» **Supplied data**
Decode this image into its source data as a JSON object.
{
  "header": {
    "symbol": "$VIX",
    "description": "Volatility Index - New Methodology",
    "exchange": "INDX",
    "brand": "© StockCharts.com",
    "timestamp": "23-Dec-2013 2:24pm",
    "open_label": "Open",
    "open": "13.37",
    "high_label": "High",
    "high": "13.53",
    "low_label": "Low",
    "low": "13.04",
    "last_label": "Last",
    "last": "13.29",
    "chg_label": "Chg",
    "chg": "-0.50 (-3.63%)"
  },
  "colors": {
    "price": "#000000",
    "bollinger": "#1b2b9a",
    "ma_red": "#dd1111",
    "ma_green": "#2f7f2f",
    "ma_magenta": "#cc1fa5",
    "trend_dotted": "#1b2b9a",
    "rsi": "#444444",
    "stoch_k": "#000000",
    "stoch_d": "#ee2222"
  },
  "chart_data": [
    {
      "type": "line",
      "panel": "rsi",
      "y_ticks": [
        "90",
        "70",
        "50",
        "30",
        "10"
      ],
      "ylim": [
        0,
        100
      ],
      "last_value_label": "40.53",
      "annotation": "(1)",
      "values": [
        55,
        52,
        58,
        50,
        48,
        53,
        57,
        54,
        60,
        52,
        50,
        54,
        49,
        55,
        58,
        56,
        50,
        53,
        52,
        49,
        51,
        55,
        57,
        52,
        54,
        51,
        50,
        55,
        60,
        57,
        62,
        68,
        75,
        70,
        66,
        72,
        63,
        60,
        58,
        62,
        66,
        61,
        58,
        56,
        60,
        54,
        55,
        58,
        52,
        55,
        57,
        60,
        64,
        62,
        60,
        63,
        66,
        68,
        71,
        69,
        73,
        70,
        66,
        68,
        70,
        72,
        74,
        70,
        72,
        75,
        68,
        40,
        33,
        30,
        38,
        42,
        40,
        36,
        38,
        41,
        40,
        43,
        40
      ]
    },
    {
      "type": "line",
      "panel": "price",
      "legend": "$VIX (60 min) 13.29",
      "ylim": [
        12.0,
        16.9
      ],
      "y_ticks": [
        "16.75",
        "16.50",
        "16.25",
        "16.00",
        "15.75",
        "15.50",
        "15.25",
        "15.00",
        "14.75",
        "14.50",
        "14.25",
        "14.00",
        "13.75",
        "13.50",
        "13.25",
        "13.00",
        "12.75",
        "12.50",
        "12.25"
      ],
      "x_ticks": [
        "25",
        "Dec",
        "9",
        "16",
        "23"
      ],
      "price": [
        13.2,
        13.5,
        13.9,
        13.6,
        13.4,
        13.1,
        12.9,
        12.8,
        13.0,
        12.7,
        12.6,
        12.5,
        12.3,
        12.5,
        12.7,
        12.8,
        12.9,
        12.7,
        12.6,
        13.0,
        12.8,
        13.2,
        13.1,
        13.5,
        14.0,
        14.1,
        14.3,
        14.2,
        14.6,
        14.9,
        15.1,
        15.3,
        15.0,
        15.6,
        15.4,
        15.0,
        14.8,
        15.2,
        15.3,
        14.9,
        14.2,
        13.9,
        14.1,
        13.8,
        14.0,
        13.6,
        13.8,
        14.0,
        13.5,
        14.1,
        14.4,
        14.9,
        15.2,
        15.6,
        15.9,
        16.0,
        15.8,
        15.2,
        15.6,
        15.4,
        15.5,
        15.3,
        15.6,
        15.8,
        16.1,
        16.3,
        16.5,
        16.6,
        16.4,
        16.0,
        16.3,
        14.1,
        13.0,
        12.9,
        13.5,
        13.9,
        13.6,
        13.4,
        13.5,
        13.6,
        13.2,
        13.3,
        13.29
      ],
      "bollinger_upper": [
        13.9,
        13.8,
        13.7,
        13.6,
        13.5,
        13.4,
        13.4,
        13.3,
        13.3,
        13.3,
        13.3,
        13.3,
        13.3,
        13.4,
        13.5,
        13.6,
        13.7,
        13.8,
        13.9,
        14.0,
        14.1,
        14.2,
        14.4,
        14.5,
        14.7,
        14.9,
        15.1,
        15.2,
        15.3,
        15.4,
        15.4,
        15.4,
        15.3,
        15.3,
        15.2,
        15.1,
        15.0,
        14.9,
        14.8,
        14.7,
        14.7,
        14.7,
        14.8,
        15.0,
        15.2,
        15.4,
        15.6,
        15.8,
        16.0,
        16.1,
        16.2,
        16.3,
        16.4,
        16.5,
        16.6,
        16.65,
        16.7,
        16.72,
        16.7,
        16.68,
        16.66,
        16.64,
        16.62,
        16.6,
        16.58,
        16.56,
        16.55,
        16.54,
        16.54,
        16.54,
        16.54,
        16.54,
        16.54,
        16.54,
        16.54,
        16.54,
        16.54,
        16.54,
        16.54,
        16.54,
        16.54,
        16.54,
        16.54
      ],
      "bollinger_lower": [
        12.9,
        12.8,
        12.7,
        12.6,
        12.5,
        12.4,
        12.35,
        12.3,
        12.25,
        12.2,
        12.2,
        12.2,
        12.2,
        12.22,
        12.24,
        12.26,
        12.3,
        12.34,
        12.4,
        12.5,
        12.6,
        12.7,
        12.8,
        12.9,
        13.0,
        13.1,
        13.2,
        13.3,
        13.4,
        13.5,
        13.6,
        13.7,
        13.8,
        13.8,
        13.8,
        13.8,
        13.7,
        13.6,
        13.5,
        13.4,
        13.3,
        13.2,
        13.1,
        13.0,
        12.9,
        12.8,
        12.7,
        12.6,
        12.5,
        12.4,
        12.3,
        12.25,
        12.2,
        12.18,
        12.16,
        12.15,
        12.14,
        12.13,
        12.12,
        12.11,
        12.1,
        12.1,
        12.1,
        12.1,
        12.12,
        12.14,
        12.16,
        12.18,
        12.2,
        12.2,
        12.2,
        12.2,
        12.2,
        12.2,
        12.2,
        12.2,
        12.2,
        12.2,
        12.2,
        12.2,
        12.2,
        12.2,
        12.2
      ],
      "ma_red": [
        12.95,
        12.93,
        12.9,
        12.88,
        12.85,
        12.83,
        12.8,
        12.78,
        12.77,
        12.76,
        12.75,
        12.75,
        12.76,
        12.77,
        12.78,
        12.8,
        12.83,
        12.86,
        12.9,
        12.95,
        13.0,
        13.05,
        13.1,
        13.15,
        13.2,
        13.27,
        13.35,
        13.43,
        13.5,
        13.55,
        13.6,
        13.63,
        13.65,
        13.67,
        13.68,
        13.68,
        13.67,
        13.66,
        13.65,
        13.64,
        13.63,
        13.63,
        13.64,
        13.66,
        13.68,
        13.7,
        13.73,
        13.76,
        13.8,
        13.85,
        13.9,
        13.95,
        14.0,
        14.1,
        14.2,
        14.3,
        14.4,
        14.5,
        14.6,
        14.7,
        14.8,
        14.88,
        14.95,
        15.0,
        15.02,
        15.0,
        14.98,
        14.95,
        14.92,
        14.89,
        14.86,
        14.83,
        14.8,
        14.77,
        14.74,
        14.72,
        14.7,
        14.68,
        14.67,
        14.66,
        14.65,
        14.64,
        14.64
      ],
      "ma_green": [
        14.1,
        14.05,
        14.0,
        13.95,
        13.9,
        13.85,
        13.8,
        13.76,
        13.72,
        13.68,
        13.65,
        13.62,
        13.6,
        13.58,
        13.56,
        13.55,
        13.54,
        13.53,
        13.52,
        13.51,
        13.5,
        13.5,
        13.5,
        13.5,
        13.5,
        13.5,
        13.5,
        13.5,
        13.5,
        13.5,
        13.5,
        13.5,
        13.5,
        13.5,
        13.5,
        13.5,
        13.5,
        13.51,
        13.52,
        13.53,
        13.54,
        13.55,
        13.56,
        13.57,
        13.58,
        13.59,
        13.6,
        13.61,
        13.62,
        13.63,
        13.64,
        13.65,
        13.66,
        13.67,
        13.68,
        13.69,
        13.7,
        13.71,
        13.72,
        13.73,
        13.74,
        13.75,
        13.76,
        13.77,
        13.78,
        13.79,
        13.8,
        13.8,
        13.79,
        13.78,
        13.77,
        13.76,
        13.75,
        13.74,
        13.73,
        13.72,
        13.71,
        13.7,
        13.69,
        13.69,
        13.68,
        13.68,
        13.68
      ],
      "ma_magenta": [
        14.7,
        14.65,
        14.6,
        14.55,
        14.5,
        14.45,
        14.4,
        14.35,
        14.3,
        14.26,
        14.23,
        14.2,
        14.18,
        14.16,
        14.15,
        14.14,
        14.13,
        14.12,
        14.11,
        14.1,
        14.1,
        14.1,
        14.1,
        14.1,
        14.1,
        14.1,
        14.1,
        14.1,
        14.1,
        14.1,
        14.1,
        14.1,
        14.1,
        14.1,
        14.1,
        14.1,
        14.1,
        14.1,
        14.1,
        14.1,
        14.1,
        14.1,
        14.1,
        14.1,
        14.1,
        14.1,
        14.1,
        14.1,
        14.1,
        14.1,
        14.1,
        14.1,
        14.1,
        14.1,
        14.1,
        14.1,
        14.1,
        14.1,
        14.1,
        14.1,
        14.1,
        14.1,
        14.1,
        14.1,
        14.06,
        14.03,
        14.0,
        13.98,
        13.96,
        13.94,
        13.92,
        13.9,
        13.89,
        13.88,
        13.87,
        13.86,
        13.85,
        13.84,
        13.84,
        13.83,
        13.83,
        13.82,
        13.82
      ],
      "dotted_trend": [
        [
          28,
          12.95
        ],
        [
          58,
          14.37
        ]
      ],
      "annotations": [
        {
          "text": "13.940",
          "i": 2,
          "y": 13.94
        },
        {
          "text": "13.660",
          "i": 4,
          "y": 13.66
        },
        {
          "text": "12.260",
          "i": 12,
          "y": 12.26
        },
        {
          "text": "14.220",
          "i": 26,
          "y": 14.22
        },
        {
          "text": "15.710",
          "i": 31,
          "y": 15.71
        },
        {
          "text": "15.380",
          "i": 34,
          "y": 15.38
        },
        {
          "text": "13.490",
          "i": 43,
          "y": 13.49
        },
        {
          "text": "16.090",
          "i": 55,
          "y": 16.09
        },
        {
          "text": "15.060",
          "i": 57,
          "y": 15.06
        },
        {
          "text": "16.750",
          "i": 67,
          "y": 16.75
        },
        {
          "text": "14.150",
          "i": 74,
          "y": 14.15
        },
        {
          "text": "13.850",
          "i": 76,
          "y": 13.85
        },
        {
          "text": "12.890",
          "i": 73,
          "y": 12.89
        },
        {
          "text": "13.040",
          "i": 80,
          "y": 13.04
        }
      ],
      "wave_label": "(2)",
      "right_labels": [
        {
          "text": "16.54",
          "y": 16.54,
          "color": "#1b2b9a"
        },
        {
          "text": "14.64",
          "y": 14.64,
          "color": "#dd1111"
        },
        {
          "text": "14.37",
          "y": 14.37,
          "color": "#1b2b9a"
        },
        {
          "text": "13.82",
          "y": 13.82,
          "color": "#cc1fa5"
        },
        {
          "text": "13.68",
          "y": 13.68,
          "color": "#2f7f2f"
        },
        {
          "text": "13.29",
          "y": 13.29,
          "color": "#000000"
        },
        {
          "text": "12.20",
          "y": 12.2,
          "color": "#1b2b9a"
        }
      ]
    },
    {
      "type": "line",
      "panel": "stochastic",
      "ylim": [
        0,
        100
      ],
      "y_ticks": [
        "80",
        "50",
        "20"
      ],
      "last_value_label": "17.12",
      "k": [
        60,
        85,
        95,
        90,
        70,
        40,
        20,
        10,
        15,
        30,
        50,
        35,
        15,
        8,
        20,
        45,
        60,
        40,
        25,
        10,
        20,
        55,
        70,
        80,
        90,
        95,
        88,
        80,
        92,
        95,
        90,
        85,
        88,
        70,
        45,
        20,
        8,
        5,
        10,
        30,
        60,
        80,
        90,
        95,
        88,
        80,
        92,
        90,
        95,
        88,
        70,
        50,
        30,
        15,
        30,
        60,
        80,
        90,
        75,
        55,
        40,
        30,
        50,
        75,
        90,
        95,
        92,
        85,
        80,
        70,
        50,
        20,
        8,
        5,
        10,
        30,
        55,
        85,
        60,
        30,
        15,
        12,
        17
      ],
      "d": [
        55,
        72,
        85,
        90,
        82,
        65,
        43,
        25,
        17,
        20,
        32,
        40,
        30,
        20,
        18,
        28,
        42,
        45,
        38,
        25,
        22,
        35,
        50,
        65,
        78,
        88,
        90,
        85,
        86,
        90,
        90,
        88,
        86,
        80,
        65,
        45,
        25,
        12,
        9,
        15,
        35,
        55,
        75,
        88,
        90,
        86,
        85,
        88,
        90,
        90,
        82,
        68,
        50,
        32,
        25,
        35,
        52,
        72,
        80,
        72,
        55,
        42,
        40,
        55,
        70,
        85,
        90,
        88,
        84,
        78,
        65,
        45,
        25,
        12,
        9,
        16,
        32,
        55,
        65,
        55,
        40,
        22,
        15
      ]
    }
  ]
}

» **Challenge**
Review the material and copy each line in which the word "panel" appears.

» **Written solution**
      "panel": "rsi",
      "panel": "price",
      "panel": "stochastic",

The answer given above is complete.